[Collected data entries]
● ● ●

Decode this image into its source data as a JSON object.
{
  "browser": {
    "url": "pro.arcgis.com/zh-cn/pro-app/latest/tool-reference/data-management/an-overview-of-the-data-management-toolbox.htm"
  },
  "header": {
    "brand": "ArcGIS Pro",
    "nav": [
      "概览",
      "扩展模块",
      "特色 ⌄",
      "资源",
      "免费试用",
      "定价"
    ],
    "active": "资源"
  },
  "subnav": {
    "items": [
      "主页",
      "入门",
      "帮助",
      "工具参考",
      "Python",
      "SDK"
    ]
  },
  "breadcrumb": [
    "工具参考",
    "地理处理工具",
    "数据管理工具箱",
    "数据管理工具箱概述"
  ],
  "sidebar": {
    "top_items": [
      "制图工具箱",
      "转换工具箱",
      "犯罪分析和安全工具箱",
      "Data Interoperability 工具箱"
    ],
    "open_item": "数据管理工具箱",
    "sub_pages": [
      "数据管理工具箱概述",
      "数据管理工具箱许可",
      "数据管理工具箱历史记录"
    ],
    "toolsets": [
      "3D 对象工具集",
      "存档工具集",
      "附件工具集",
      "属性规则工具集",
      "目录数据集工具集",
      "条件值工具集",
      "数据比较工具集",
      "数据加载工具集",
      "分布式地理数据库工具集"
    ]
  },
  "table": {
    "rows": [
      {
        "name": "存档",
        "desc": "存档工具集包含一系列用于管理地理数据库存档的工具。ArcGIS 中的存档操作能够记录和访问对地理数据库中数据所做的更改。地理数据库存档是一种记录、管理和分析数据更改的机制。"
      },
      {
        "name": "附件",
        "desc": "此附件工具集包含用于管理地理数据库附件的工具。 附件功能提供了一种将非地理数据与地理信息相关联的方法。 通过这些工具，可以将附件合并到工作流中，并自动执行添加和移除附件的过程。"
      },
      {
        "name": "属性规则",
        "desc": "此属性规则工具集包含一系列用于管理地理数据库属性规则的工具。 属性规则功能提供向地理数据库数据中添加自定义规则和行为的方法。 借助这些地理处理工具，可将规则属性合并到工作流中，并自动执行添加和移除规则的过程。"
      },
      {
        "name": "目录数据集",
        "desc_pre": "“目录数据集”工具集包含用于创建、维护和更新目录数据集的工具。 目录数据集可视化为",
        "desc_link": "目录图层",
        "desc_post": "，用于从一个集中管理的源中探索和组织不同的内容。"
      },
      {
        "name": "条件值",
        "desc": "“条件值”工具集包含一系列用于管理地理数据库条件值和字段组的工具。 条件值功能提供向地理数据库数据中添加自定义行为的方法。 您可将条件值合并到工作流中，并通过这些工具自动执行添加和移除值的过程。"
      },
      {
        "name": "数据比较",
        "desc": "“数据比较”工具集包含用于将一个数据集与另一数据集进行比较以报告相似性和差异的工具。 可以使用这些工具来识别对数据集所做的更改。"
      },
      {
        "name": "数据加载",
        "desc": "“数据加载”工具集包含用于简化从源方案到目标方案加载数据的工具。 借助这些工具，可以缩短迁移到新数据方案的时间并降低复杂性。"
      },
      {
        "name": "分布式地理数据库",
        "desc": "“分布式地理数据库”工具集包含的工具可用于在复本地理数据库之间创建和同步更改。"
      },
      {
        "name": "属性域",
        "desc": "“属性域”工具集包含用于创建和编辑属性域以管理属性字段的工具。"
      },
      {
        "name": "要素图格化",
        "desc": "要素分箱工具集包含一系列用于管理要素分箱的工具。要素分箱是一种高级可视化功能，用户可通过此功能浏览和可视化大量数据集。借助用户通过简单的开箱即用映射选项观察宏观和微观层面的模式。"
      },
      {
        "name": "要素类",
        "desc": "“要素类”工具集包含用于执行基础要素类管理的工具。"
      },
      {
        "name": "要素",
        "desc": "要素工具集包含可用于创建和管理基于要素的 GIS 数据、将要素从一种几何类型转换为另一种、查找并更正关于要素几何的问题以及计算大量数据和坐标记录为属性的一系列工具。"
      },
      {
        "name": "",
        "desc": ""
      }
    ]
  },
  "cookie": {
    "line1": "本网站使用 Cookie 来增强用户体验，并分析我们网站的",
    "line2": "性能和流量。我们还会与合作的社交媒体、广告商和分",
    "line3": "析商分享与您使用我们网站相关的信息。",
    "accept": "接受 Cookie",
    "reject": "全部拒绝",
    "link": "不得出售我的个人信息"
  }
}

● ● ●

**The task:**
Print the whole listing exactly as it is.

**Final result:**
Decode this image into its source data as a JSON object.
{
  "browser": {
    "url": "pro.arcgis.com/zh-cn/pro-app/latest/tool-reference/data-management/an-overview-of-the-data-management-toolbox.htm"
  },
  "header": {
    "brand": "ArcGIS Pro",
    "nav": [
      "概览",
      "扩展模块",
      "特色 ⌄",
      "资源",
      "免费试用",
      "定价"
    ],
    "active": "资源"
  },
  "subnav": {
    "items": [
      "主页",
      "入门",
      "帮助",
      "工具参考",
      "Python",
      "SDK"
    ]
  },
  "breadcrumb": [
    "工具参考",
    "地理处理工具",
    "数据管理工具箱",
    "数据管理工具箱概述"
  ],
  "sidebar": {
    "top_items": [
      "制图工具箱",
      "转换工具箱",
      "犯罪分析和安全工具箱",
      "Data Interoperability 工具箱"
    ],
    "open_item": "数据管理工具箱",
    "sub_pages": [
      "数据管理工具箱概述",
      "数据管理工具箱许可",
      "数据管理工具箱历史记录"
    ],
    "toolsets": [
      "3D 对象工具集",
      "存档工具集",
      "附件工具集",
      "属性规则工具集",
      "目录数据集工具集",
      "条件值工具集",
      "数据比较工具集",
      "数据加载工具集",
      "分布式地理数据库工具集"
    ]
  },
  "table": {
    "rows": [
      {
        "name": "存档",
        "desc": "存档工具集包含一系列用于管理地理数据库存档的工具。ArcGIS 中的存档操作能够记录和访问对地理数据库中数据所做的更改。地理数据库存档是一种记录、管理和分析数据更改的机制。"
      },
      {
        "name": "附件",
        "desc": "此附件工具集包含用于管理地理数据库附件的工具。 附件功能提供了一种将非地理数据与地理信息相关联的方法。 通过这些工具，可以将附件合并到工作流中，并自动执行添加和移除附件的过程。"
      },
      {
        "name": "属性规则",
        "desc": "此属性规则工具集包含一系列用于管理地理数据库属性规则的工具。 属性规则功能提供向地理数据库数据中添加自定义规则和行为的方法。 借助这些地理处理工具，可将规则属性合并到工作流中，并自动执行添加和移除规则的过程。"
      },
      {
        "name": "目录数据集",
        "desc_pre": "“目录数据集”工具集包含用于创建、维护和更新目录数据集的工具。 目录数据集可视化为",
        "desc_link": "目录图层",
        "desc_post": "，用于从一个集中管理的源中探索和组织不同的内容。"
      },
      {
        "name": "条件值",
        "desc": "“条件值”工具集包含一系列用于管理地理数据库条件值和字段组的工具。 条件值功能提供向地理数据库数据中添加自定义行为的方法。 您可将条件值合并到工作流中，并通过这些工具自动执行添加和移除值的过程。"
      },
      {
        "name": "数据比较",
        "desc": "“数据比较”工具集包含用于将一个数据集与另一数据集进行比较以报告相似性和差异的工具。 可以使用这些工具来识别对数据集所做的更改。"
      },
      {
        "name": "数据加载",
        "desc": "“数据加载”工具集包含用于简化从源方案到目标方案加载数据的工具。 借助这些工具，可以缩短迁移到新数据方案的时间并降低复杂性。"
      },
      {
        "name": "分布式地理数据库",
        "desc": "“分布式地理数据库”工具集包含的工具可用于在复本地理数据库之间创建和同步更改。"
      },
      {
        "name": "属性域",
        "desc": "“属性域”工具集包含用于创建和编辑属性域以管理属性字段的工具。"
      },
      {
        "name": "要素图格化",
        "desc": "要素分箱工具集包含一系列用于管理要素分箱的工具。要素分箱是一种高级可视化功能，用户可通过此功能浏览和可视化大量数据集。借助用户通过简单的开箱即用映射选项观察宏观和微观层面的模式。"
      },
      {
        "name": "要素类",
        "desc": "“要素类”工具集包含用于执行基础要素类管理的工具。"
      },
      {
        "name": "要素",
        "desc": "要素工具集包含可用于创建和管理基于要素的 GIS 数据、将要素从一种几何类型转换为另一种、查找并更正关于要素几何的问题以及计算大量数据和坐标记录为属性的一系列工具。"
      },
      {
        "name": "",
        "desc": ""
      }
    ]
  },
  "cookie": {
    "line1": "本网站使用 Cookie 来增强用户体验，并分析我们网站的",
    "line2": "性能和流量。我们还会与合作的社交媒体、广告商和分",
    "line3": "析商分享与您使用我们网站相关的信息。",
    "accept": "接受 Cookie",
    "reject": "全部拒绝",
    "link": "不得出售我的个人信息"
  }
}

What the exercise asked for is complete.